**Exercise directions:** Count lines holding the string "Price" in the data that follows. Reply with one number only.

++++

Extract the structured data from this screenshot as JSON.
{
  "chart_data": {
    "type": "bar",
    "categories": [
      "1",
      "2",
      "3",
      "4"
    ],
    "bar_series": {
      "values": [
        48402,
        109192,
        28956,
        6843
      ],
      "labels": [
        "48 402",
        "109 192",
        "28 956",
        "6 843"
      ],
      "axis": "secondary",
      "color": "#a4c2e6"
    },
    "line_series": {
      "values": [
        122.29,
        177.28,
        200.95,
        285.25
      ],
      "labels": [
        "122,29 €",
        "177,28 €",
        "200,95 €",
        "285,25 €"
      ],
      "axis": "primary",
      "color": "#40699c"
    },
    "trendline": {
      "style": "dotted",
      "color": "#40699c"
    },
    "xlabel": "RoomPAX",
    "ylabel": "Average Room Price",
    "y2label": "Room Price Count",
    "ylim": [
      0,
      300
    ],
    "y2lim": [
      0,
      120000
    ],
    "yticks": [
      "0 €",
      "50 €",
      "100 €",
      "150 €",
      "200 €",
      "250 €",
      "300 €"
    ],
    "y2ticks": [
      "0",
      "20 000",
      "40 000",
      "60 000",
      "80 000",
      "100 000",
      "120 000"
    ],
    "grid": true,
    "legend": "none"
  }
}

++++

**Exercise output:** 2